## [Task description]
In the records below, find the line containing "What data populates", then extract that line and all subsequent lines exactly, leaving out everything else.

## [Source data]
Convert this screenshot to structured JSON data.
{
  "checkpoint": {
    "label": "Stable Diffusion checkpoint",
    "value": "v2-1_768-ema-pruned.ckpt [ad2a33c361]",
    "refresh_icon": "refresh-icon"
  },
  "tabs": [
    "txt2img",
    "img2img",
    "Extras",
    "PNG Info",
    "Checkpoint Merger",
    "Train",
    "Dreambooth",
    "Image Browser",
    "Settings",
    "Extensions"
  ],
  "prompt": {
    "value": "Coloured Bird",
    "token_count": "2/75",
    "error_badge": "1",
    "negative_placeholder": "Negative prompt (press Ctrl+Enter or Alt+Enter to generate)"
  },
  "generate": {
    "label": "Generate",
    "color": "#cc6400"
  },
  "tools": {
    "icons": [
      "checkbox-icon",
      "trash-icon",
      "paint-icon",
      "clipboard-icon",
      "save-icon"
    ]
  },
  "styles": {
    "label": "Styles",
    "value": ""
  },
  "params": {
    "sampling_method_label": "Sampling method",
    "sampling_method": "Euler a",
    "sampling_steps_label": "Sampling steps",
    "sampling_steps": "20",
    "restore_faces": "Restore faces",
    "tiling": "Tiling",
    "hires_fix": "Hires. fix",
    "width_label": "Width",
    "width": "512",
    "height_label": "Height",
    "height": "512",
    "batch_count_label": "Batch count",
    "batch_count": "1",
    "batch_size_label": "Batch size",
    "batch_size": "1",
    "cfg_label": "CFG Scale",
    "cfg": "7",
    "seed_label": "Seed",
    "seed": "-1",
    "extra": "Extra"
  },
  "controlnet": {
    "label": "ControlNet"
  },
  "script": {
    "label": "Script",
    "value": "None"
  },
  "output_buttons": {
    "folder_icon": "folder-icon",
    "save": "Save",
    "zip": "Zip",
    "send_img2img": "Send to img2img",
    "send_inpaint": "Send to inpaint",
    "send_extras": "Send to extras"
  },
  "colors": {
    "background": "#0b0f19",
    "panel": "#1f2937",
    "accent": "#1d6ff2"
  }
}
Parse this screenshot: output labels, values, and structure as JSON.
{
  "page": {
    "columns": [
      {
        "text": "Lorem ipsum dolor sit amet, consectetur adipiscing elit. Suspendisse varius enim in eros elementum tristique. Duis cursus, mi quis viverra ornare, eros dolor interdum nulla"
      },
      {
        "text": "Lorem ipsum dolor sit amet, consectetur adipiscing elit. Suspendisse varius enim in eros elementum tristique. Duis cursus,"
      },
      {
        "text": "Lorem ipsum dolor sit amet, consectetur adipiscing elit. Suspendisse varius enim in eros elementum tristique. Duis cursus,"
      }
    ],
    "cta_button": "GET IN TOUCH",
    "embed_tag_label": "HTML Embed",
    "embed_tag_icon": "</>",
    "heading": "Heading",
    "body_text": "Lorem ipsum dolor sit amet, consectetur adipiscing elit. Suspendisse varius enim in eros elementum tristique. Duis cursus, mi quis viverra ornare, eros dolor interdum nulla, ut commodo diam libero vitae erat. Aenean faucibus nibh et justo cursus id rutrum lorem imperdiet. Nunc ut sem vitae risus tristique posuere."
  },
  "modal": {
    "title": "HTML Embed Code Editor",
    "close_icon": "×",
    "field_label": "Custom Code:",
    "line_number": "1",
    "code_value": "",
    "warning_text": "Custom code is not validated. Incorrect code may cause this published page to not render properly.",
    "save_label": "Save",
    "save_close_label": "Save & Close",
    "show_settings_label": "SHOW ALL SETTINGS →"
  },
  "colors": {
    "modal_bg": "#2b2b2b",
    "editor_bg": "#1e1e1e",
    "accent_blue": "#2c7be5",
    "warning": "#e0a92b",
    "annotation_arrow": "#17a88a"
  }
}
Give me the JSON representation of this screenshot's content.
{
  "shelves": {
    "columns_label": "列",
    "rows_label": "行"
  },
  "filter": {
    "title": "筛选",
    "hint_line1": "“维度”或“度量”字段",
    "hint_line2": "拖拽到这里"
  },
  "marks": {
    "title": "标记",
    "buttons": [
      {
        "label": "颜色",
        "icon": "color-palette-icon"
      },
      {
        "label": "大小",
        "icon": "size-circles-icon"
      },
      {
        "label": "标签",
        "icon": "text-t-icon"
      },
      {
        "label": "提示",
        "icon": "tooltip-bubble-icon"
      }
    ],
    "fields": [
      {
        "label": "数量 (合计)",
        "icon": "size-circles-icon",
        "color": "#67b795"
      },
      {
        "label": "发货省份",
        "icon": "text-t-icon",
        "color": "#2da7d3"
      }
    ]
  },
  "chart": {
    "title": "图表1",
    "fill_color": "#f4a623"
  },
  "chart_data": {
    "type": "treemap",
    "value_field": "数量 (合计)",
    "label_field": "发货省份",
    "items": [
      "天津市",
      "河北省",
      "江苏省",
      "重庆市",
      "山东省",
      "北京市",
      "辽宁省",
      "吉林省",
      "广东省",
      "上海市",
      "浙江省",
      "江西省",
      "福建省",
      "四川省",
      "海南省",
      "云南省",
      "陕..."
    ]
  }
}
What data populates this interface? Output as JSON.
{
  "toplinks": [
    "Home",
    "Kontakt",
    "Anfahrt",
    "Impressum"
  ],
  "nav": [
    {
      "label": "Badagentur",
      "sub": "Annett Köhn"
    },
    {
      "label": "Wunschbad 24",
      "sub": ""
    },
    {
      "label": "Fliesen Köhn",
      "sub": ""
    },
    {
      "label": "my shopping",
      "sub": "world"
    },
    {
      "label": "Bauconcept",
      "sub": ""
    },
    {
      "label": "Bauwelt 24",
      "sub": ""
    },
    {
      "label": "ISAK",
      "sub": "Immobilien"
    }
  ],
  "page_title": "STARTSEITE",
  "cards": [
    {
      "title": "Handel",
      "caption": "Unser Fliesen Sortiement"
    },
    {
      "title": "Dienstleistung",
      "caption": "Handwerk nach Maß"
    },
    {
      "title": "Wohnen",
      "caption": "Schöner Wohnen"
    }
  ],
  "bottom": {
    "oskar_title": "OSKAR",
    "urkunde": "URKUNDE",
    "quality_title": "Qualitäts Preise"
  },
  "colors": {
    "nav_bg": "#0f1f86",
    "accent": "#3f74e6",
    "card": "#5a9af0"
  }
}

## [Solution to the problem]
What data populates this interface? Output as JSON.
{
  "toplinks": [
    "Home",
    "Kontakt",
    "Anfahrt",
    "Impressum"
  ],
  "nav": [
    {
      "label": "Badagentur",
      "sub": "Annett Köhn"
    },
    {
      "label": "Wunschbad 24",
      "sub": ""
    },
    {
      "label": "Fliesen Köhn",
      "sub": ""
    },
    {
      "label": "my shopping",
      "sub": "world"
    },
    {
      "label": "Bauconcept",
      "sub": ""
    },
    {
      "label": "Bauwelt 24",
      "sub": ""
    },
    {
      "label": "ISAK",
      "sub": "Immobilien"
    }
  ],
  "page_title": "STARTSEITE",
  "cards": [
    {
      "title": "Handel",
      "caption": "Unser Fliesen Sortiement"
    },
    {
      "title": "Dienstleistung",
      "caption": "Handwerk nach Maß"
    },
    {
      "title": "Wohnen",
      "caption": "Schöner Wohnen"
    }
  ],
  "bottom": {
    "oskar_title": "OSKAR",
    "urkunde": "URKUNDE",
    "quality_title": "Qualitäts Preise"
  },
  "colors": {
    "nav_bg": "#0f1f86",
    "accent": "#3f74e6",
    "card": "#5a9af0"
  }
}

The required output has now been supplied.